• [Entries taken from a collection]
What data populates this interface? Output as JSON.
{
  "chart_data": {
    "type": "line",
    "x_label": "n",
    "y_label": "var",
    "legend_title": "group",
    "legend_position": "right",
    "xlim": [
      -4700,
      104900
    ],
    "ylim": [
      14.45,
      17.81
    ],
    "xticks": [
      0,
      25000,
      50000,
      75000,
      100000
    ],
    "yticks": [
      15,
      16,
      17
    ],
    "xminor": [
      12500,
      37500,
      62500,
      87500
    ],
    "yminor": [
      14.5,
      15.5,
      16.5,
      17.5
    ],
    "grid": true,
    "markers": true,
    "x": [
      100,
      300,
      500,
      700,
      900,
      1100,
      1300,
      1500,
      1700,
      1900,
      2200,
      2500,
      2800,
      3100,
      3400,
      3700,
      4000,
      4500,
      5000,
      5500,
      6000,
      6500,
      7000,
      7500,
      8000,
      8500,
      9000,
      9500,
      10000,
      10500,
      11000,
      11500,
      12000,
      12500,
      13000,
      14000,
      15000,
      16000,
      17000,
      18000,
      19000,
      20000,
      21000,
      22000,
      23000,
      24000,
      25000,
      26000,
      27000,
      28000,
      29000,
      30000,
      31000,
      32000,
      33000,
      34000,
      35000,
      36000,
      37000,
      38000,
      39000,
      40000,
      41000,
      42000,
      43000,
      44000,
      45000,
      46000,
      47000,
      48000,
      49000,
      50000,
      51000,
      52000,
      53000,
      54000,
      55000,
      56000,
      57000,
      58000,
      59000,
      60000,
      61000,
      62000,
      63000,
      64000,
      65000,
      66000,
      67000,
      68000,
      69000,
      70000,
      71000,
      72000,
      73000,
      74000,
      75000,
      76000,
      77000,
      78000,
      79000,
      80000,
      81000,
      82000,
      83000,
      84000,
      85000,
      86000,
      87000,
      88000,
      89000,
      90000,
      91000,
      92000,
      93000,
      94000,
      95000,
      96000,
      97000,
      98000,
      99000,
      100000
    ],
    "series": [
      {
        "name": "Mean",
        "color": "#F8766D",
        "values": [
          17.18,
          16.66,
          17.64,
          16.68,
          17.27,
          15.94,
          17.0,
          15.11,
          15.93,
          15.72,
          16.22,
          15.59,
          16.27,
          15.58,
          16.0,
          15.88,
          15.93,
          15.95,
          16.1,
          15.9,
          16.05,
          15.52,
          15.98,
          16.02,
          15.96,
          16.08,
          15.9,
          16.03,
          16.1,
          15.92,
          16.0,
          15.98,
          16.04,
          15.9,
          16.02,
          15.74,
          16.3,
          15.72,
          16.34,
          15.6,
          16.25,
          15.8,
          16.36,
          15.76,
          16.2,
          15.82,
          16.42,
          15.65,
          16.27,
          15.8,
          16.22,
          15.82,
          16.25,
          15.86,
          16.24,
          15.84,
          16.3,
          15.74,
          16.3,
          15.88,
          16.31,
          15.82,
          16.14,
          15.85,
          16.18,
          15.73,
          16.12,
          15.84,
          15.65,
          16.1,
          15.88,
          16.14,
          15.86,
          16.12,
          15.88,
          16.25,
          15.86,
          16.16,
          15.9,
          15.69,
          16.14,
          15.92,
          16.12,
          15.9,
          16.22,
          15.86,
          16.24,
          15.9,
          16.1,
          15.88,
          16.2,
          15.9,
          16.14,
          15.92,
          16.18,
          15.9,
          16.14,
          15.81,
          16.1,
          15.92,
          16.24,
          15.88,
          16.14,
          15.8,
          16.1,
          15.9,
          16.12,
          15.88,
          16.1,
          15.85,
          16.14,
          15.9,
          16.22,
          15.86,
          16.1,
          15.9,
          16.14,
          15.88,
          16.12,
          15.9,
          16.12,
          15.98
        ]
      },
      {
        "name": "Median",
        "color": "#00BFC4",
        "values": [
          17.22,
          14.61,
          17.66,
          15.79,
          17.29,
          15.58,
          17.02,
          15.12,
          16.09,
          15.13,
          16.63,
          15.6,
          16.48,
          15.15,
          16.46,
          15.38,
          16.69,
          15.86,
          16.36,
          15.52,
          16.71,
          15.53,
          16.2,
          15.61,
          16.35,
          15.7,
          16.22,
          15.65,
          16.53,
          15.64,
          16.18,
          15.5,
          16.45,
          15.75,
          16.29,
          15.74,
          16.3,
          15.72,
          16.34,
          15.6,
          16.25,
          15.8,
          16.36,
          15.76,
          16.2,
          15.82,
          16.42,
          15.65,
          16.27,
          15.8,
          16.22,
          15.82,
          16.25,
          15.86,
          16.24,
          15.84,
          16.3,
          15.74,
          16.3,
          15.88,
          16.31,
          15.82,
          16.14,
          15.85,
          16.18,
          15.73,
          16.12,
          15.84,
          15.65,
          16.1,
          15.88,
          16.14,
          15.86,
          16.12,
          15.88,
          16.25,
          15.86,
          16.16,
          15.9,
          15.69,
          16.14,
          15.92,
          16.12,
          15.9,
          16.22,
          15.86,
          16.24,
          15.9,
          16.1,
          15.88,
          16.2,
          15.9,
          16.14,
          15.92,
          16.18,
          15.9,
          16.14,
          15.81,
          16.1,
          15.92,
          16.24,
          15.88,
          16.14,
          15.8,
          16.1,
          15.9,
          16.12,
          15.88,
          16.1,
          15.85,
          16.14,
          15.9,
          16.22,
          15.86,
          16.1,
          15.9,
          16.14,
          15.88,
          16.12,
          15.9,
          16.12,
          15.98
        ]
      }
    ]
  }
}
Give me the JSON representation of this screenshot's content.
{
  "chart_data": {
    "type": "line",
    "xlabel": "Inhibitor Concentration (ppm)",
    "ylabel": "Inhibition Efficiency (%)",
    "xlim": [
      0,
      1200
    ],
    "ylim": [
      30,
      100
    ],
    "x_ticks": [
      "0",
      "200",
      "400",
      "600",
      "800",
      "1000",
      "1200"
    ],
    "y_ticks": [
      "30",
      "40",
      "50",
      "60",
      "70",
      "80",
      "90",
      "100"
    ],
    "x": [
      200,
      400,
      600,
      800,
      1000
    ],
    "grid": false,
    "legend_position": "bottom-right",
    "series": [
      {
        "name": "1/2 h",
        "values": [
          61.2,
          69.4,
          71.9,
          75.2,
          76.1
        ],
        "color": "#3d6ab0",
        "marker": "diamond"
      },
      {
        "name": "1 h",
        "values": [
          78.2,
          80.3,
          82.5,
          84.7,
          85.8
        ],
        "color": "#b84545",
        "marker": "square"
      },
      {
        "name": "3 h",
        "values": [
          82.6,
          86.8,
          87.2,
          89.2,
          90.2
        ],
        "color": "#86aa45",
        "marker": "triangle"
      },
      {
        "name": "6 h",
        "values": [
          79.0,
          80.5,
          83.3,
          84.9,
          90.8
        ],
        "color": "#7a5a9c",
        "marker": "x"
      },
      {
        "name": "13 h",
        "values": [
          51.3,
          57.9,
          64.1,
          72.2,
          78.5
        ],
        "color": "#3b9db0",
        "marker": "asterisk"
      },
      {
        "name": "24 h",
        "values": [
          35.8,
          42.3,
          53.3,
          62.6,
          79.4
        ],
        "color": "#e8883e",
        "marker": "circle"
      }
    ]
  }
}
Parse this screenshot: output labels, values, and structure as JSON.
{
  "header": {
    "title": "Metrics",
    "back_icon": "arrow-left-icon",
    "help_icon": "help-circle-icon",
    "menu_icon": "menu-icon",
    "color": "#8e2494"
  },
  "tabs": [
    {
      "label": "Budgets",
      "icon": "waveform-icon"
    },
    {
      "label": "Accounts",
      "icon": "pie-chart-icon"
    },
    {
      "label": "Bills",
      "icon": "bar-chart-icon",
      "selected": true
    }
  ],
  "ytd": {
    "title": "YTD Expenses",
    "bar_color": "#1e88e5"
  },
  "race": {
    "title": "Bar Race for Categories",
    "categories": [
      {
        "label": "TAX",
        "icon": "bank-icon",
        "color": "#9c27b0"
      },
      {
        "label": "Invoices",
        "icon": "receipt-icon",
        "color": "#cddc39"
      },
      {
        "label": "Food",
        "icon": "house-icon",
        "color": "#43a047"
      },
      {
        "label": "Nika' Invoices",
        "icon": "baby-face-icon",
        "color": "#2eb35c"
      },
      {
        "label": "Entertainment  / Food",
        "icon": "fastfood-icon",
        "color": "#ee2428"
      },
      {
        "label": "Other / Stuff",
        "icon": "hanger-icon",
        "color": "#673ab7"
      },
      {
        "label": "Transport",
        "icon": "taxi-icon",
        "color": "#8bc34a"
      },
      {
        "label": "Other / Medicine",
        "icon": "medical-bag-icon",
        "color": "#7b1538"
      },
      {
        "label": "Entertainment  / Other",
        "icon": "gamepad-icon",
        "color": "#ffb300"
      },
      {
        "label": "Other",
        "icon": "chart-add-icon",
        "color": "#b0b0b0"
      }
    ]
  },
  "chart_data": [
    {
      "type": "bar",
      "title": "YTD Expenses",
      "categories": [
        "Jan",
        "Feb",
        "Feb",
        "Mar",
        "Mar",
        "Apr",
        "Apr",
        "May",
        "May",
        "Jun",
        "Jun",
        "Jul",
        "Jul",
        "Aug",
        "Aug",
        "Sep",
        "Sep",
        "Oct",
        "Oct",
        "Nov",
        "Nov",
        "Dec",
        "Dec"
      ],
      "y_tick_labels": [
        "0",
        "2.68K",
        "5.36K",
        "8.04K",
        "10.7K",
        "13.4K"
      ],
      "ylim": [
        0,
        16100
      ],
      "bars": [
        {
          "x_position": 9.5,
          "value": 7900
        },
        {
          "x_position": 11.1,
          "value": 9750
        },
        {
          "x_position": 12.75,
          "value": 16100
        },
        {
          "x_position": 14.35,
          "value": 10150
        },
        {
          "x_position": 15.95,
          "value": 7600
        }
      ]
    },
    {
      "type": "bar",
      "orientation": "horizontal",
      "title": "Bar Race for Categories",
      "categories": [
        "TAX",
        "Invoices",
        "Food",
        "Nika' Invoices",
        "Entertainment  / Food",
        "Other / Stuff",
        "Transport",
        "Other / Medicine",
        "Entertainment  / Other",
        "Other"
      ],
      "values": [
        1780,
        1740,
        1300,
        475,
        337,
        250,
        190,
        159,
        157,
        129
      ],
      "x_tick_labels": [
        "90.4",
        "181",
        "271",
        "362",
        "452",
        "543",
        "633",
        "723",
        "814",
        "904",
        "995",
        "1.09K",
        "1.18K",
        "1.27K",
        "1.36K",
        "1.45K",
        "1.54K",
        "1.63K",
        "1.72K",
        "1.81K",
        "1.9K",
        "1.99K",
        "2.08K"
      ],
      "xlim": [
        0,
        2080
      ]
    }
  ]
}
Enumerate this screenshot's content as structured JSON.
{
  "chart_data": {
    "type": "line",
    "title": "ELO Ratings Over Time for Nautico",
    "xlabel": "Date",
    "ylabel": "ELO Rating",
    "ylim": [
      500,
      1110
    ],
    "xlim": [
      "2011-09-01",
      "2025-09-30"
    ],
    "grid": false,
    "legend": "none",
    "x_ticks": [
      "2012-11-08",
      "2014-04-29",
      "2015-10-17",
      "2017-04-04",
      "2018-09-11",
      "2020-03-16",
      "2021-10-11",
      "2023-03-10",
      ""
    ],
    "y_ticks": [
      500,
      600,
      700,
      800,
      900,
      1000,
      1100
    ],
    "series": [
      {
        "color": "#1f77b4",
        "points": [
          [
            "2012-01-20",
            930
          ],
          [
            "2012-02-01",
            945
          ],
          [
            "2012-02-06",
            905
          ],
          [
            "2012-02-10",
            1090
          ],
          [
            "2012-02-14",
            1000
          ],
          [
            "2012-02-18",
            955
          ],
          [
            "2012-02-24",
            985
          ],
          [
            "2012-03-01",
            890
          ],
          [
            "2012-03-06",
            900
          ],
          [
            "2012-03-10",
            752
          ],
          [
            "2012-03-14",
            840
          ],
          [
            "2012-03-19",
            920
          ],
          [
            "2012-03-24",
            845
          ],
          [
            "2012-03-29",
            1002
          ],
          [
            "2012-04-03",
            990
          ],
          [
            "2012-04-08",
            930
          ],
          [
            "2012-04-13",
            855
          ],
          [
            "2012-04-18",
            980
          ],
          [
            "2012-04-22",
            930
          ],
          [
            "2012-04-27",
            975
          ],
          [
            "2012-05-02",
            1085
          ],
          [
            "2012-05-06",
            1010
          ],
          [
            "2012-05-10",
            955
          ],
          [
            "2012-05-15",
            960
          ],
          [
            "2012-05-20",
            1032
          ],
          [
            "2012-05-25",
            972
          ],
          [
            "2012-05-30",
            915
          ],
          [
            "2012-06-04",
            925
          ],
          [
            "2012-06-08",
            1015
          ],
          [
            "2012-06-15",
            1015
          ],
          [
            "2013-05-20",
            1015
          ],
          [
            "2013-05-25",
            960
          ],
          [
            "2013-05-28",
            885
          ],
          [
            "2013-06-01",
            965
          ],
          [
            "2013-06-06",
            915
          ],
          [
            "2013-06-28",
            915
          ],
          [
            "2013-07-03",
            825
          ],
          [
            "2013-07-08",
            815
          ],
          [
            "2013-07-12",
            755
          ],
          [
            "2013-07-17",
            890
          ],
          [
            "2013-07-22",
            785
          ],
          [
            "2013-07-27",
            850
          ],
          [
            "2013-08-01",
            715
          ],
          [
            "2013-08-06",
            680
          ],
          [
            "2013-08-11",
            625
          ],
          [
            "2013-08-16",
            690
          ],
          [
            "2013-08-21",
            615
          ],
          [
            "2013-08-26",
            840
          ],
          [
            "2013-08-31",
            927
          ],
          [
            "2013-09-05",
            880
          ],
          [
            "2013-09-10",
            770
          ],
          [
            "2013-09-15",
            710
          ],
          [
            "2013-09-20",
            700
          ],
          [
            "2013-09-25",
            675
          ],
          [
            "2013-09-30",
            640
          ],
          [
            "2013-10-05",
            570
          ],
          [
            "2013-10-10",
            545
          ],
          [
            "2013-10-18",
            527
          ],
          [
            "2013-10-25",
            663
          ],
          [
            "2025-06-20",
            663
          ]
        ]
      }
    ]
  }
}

• [YOUR GOAL]
Which lines contain the word "Entertainment"? Copy each one.

• [EXPECTED OUTPUT]
        "label": "Entertainment  / Food",
        "label": "Entertainment  / Other",
        "Entertainment  / Food",
        "Entertainment  / Other",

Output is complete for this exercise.